---- ENTRIES
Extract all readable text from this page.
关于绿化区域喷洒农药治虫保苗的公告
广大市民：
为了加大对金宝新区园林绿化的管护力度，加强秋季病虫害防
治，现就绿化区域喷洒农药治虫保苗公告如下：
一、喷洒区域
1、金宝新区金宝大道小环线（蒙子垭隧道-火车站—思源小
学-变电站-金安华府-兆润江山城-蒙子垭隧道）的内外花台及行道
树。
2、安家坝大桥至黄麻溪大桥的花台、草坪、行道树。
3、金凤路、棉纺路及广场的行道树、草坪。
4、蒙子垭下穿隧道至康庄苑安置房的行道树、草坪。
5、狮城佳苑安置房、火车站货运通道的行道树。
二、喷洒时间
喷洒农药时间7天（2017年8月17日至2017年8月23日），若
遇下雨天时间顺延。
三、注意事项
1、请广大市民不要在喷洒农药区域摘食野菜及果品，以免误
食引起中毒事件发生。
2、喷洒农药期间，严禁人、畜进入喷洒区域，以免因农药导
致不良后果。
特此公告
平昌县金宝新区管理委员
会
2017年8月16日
--------
EXERCISE – Please output the entire listing exactly as it stands.

WORKED ANSWER –
Extract all readable text from this page.
关于绿化区域喷洒农药治虫保苗的公告
广大市民：
为了加大对金宝新区园林绿化的管护力度，加强秋季病虫害防
治，现就绿化区域喷洒农药治虫保苗公告如下：
一、喷洒区域
1、金宝新区金宝大道小环线（蒙子垭隧道-火车站—思源小
学-变电站-金安华府-兆润江山城-蒙子垭隧道）的内外花台及行道
树。
2、安家坝大桥至黄麻溪大桥的花台、草坪、行道树。
3、金凤路、棉纺路及广场的行道树、草坪。
4、蒙子垭下穿隧道至康庄苑安置房的行道树、草坪。
5、狮城佳苑安置房、火车站货运通道的行道树。
二、喷洒时间
喷洒农药时间7天（2017年8月17日至2017年8月23日），若
遇下雨天时间顺延。
三、注意事项
1、请广大市民不要在喷洒农药区域摘食野菜及果品，以免误
食引起中毒事件发生。
2、喷洒农药期间，严禁人、畜进入喷洒区域，以免因农药导
致不良后果。
特此公告
平昌县金宝新区管理委员
会
2017年8月16日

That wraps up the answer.